> [To do]:
Report every line below that holds the word "name".

> [Record excerpts]:
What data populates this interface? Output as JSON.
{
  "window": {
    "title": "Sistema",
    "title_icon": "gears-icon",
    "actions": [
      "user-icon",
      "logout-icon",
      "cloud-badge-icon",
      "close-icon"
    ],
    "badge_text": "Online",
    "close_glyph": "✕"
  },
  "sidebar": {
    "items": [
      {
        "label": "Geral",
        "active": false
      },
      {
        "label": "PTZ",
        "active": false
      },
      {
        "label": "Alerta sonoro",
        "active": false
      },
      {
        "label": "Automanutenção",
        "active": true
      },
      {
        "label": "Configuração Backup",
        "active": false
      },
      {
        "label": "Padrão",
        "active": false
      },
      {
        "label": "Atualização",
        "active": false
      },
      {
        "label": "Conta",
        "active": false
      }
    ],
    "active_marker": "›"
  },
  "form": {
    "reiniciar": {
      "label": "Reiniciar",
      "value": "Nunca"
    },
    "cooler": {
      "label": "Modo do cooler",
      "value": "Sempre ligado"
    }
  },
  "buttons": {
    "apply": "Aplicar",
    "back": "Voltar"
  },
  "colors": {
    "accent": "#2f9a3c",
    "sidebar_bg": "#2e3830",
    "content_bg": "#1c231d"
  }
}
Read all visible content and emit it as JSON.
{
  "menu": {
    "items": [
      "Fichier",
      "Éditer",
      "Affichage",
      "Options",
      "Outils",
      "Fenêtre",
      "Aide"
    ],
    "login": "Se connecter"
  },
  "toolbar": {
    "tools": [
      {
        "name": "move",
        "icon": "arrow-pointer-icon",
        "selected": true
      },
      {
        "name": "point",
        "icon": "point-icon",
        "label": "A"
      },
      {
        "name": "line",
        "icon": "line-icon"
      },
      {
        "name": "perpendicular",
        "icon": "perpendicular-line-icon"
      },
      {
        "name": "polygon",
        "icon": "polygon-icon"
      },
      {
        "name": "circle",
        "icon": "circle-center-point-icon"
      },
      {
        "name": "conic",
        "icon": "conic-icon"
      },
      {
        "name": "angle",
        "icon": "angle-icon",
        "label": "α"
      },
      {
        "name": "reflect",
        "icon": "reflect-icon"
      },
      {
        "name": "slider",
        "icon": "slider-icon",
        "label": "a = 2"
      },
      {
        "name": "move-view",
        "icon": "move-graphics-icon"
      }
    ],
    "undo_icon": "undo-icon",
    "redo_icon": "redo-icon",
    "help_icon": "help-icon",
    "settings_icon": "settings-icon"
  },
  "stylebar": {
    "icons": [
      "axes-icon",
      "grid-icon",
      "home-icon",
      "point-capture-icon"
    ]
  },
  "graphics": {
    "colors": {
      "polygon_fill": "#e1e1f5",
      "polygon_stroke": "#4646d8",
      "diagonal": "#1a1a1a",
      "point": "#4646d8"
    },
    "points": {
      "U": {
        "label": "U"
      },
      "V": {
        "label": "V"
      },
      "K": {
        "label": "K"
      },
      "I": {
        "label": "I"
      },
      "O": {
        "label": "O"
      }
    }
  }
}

> [Finished exercise]:
        "name": "move",
        "name": "point",
        "name": "line",
        "name": "perpendicular",
        "name": "polygon",
        "name": "circle",
        "name": "conic",
        "name": "angle",
        "name": "reflect",
        "name": "slider",
        "name": "move-view",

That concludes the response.